Exercise brief: Count how many lines in the entries contain the string "pinwheel", matching case exactly, and give only the number.

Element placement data

* START *

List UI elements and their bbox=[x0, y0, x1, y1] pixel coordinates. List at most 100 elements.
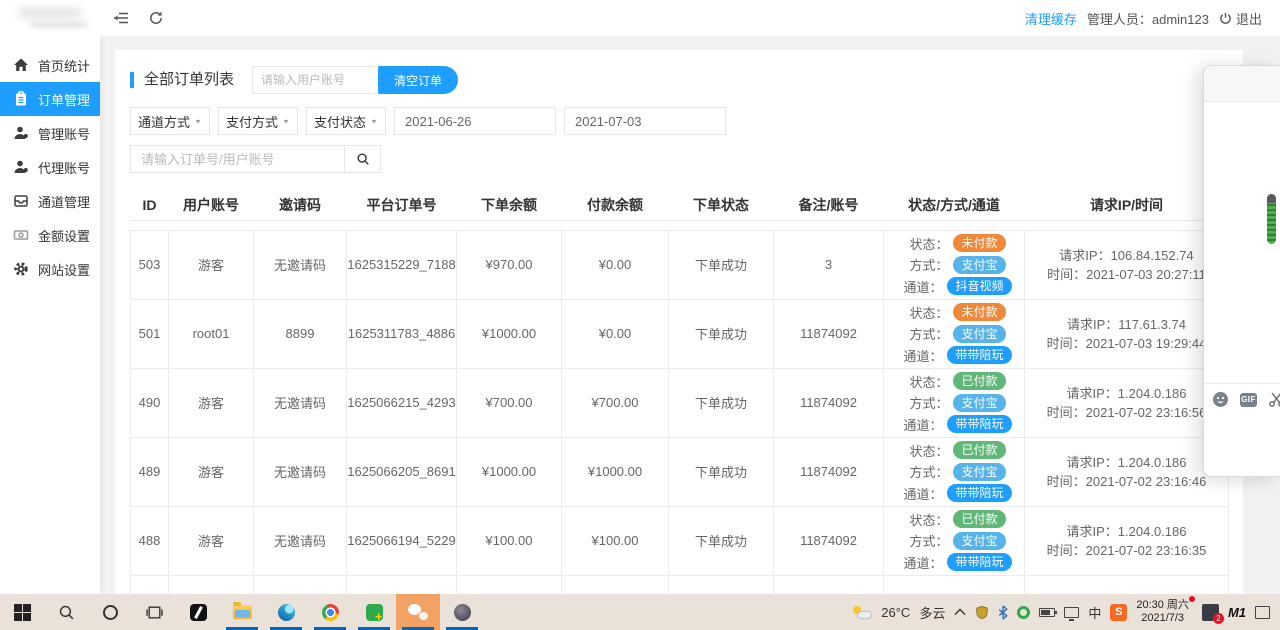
cell-order-no: 1625066194_5229 bbox=[346, 505, 457, 576]
sidebar-item-site-settings[interactable]: 网站设置 bbox=[0, 252, 100, 286]
sidebar-item-channel-management[interactable]: 通道管理 bbox=[0, 184, 100, 218]
weather-icon[interactable] bbox=[852, 605, 873, 619]
bluetooth-icon[interactable] bbox=[998, 604, 1009, 620]
order-row: 489 游客 无邀请码 1625066205_8691 ¥1000.00 ¥10… bbox=[130, 436, 1229, 507]
battery-icon[interactable] bbox=[1039, 607, 1058, 617]
taskbar-wechat[interactable] bbox=[396, 594, 440, 630]
network-display-icon[interactable] bbox=[1064, 606, 1080, 621]
pay-method-badge: 支付宝 bbox=[953, 462, 1006, 481]
order-row: 503 游客 无邀请码 1625315229_7188 ¥970.00 ¥0.0… bbox=[130, 229, 1229, 300]
agent-user-icon bbox=[13, 159, 29, 175]
windows-logo-icon bbox=[13, 603, 31, 621]
cell-invite: 无邀请码 bbox=[253, 229, 347, 300]
refresh-icon[interactable] bbox=[147, 9, 165, 27]
wechat-toolbar: GIF bbox=[1204, 383, 1280, 415]
pinwheel-app-icon bbox=[189, 603, 207, 621]
sidebar-item-home-stats[interactable]: 首页统计 bbox=[0, 48, 100, 82]
table-header-row: ID 用户账号 邀请码 平台订单号 下单余额 付款余额 下单状态 备注/账号 状… bbox=[130, 190, 1229, 221]
cell-order-no: 1625066215_4293 bbox=[346, 367, 457, 438]
green-ring-icon[interactable] bbox=[1017, 605, 1031, 619]
cell-status-method-channel: 状态： 已付款 方式： 支付宝 通道： 带带陪玩 bbox=[883, 436, 1025, 507]
chevron-down-icon: ▼ bbox=[370, 117, 378, 125]
emoji-icon[interactable] bbox=[1212, 391, 1229, 408]
pay-method-select[interactable]: 支付方式 ▼ bbox=[218, 107, 298, 135]
weather-desc[interactable]: 多云 bbox=[919, 603, 945, 622]
cell-user: 游客 bbox=[168, 436, 254, 507]
main-content: 全部订单列表 清空订单 通道方式▼ 支付方式▼ 支付状态▼ bbox=[100, 36, 1280, 610]
wechat-window[interactable]: GIF bbox=[1203, 65, 1280, 477]
col-remark: 备注/账号 bbox=[773, 190, 884, 221]
cell-status-method-channel: 状态： 未付款 方式： 支付宝 通道： 抖音视频 bbox=[883, 229, 1025, 300]
col-order-amount: 下单余额 bbox=[456, 190, 562, 221]
sidebar-item-agent-accounts[interactable]: 代理账号 bbox=[0, 150, 100, 184]
pay-status-badge: 未付款 bbox=[953, 234, 1006, 252]
dark-app-icon bbox=[453, 603, 471, 621]
order-search-input[interactable] bbox=[130, 145, 345, 173]
cell-paid-amount: ¥100.00 bbox=[561, 505, 669, 576]
start-button[interactable] bbox=[0, 594, 44, 630]
sidebar-item-amount-settings[interactable]: 金额设置 bbox=[0, 218, 100, 252]
date-to-input[interactable] bbox=[564, 107, 726, 135]
search-icon bbox=[356, 153, 369, 165]
cell-paid-amount: ¥0.00 bbox=[561, 229, 669, 300]
channel-badge: 带带陪玩 bbox=[947, 346, 1012, 364]
taskbar-chrome[interactable] bbox=[308, 594, 352, 630]
pay-status-badge: 已付款 bbox=[953, 441, 1006, 459]
page-title: 全部订单列表 bbox=[130, 72, 234, 88]
security-shield-icon[interactable] bbox=[975, 605, 989, 620]
sogou-input-icon[interactable]: S bbox=[1110, 603, 1128, 621]
order-search-button[interactable] bbox=[345, 145, 381, 173]
clear-orders-button[interactable]: 清空订单 bbox=[378, 66, 459, 94]
taskbar-dark-app[interactable] bbox=[440, 594, 484, 630]
tray-expand-chevron-icon[interactable] bbox=[954, 608, 966, 616]
screenshot-scissors-icon[interactable] bbox=[1268, 391, 1280, 408]
wechat-window-titlebar[interactable] bbox=[1204, 66, 1280, 102]
taskbar-green-app[interactable] bbox=[352, 594, 396, 630]
cell-order-no: 1625066205_8691 bbox=[346, 436, 457, 507]
cell-id: 490 bbox=[130, 367, 169, 438]
sidebar-item-order-management[interactable]: 订单管理 bbox=[0, 82, 100, 116]
cell-user: root01 bbox=[168, 298, 254, 369]
cell-status-method-channel: 状态： 未付款 方式： 支付宝 通道： 带带陪玩 bbox=[883, 298, 1025, 369]
channel-method-select[interactable]: 通道方式 ▼ bbox=[130, 107, 210, 135]
collapse-menu-icon[interactable] bbox=[112, 9, 130, 27]
cell-status-method-channel: 状态： 已付款 方式： 支付宝 通道： 带带陪玩 bbox=[883, 505, 1025, 576]
channel-badge: 带带陪玩 bbox=[947, 415, 1012, 433]
tray-app-with-badge[interactable]: 2 bbox=[1201, 603, 1224, 624]
cell-user: 游客 bbox=[168, 367, 254, 438]
user-account-input[interactable] bbox=[252, 66, 379, 94]
logout-button[interactable]: 退出 bbox=[1219, 9, 1262, 28]
cell-invite: 无邀请码 bbox=[253, 505, 347, 576]
orders-table: ID 用户账号 邀请码 平台订单号 下单余额 付款余额 下单状态 备注/账号 状… bbox=[130, 190, 1229, 610]
sidebar: 首页统计 订单管理 管理账号 代理账号 通道管理 金额设置 网站设置 bbox=[0, 36, 100, 594]
windows-taskbar: 26°C 多云 中 S 20:30 周六 2021/7/3 2 bbox=[0, 594, 1280, 630]
taskbar-search-button[interactable] bbox=[44, 594, 88, 630]
ime-chinese-indicator[interactable]: 中 bbox=[1088, 603, 1101, 622]
cortana-button[interactable] bbox=[88, 594, 132, 630]
notification-dot bbox=[1188, 596, 1195, 602]
pay-status-select[interactable]: 支付状态 ▼ bbox=[306, 107, 386, 135]
sidebar-item-admin-accounts[interactable]: 管理账号 bbox=[0, 116, 100, 150]
taskbar-file-explorer[interactable] bbox=[220, 594, 264, 630]
clear-cache-link[interactable]: 清理缓存 bbox=[1025, 9, 1077, 28]
taskbar-pinwheel-app[interactable] bbox=[176, 594, 220, 630]
edge-browser-icon bbox=[277, 603, 295, 621]
cell-paid-amount: ¥0.00 bbox=[561, 298, 669, 369]
ime-m1-indicator[interactable]: M1 bbox=[1228, 605, 1246, 620]
taskbar-clock[interactable]: 20:30 周六 2021/7/3 bbox=[1136, 596, 1195, 625]
gif-icon[interactable]: GIF bbox=[1240, 391, 1257, 408]
task-view-button[interactable] bbox=[132, 594, 176, 630]
action-center-icon[interactable] bbox=[1255, 605, 1270, 619]
pay-status-badge: 已付款 bbox=[953, 510, 1006, 528]
channel-badge: 抖音视频 bbox=[947, 277, 1012, 295]
cell-paid-amount: ¥700.00 bbox=[561, 367, 669, 438]
weather-temp[interactable]: 26°C bbox=[881, 605, 910, 620]
wechat-scrollbar-thumb[interactable] bbox=[1267, 194, 1276, 244]
cell-invite: 无邀请码 bbox=[253, 436, 347, 507]
channel-box-icon bbox=[13, 193, 29, 209]
cell-status-method-channel: 状态： 已付款 方式： 支付宝 通道： 带带陪玩 bbox=[883, 367, 1025, 438]
date-from-input[interactable] bbox=[394, 107, 556, 135]
taskbar-edge[interactable] bbox=[264, 594, 308, 630]
cell-remark: 11874092 bbox=[773, 367, 884, 438]
col-user: 用户账号 bbox=[168, 190, 254, 221]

* END *

Right answer: 2